> **WHAT IS BEING ASKED**: A single number is the answer here: how many lines of the entries contain "name"?

> **Stored data entries**:
----------------

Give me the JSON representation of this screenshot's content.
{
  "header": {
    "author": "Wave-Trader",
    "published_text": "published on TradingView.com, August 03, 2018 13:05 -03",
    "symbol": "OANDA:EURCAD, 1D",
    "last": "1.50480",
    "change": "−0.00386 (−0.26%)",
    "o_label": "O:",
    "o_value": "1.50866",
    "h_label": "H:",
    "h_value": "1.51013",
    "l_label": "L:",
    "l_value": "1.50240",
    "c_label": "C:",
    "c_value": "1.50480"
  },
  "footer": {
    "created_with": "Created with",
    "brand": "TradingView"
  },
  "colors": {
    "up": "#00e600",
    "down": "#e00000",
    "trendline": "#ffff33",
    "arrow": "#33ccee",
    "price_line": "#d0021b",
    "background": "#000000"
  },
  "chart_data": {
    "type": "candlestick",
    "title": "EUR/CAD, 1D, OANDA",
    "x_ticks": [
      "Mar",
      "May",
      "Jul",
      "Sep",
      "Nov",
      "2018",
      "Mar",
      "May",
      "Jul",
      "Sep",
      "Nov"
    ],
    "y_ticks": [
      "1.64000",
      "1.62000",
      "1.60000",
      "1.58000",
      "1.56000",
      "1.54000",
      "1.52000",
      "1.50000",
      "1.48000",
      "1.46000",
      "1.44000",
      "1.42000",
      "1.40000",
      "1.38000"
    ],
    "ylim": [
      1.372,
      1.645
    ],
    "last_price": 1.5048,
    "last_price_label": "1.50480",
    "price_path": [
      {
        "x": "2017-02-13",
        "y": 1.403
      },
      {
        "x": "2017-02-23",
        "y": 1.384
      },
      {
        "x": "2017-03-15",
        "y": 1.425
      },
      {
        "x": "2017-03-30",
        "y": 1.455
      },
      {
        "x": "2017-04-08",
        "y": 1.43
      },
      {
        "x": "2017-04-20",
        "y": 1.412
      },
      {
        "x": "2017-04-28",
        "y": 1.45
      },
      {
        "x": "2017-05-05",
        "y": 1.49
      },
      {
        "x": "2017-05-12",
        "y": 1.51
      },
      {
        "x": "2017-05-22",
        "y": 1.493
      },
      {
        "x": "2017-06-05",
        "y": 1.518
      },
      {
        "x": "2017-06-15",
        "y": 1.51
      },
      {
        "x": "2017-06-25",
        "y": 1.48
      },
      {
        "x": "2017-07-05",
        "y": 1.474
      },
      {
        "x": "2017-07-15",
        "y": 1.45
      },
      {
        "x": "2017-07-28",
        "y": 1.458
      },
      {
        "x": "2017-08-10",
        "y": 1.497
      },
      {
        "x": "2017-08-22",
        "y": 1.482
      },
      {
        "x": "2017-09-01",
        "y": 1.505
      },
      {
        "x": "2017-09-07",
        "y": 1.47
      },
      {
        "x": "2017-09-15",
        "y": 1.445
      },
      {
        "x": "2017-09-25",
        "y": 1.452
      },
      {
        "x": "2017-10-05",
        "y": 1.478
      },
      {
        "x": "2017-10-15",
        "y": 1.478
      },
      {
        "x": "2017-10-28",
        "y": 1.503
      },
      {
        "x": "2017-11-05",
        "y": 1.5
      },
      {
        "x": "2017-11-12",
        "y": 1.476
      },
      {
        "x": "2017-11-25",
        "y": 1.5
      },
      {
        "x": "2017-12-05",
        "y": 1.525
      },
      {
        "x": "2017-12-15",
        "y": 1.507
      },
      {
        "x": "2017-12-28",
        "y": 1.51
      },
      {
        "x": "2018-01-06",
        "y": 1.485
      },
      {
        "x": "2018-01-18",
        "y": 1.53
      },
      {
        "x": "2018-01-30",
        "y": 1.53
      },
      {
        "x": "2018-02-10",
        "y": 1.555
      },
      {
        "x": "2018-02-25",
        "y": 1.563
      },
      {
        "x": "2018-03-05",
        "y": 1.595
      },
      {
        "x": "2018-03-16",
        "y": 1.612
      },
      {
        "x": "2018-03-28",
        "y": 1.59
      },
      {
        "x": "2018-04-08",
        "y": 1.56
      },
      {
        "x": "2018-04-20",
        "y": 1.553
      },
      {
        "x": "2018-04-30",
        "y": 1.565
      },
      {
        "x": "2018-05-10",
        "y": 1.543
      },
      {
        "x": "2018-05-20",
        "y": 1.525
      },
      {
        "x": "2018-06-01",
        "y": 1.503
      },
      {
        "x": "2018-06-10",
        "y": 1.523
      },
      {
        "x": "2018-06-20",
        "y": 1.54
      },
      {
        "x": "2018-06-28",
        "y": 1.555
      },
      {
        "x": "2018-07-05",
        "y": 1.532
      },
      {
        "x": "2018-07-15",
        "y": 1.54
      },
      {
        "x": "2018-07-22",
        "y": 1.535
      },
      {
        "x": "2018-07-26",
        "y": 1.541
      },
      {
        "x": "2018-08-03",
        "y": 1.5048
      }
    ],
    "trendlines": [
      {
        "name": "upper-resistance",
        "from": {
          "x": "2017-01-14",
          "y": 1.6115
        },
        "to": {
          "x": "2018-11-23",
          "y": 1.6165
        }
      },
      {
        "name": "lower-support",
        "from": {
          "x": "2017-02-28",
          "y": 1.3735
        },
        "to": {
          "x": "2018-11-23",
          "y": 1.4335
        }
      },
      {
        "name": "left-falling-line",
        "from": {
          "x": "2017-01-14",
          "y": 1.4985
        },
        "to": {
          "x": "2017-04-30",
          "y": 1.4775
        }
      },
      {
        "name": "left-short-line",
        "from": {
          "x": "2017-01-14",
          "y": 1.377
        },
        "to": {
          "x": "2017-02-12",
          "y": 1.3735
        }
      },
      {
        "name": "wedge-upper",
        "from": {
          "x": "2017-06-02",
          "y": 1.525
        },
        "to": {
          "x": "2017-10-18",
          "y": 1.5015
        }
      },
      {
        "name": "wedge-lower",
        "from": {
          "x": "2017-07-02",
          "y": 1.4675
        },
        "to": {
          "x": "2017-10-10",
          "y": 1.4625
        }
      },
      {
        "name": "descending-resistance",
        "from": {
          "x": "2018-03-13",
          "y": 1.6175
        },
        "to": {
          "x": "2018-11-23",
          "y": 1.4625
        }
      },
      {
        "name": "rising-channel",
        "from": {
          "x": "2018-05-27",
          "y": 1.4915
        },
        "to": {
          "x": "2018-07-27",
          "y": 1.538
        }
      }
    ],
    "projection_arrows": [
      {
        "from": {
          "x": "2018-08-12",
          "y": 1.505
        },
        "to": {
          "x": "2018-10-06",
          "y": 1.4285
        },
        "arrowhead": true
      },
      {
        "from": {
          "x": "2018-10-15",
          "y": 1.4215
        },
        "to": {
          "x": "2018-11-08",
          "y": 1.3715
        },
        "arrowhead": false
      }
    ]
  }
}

----------------

> **ANSWER TO THIS TASK**: 8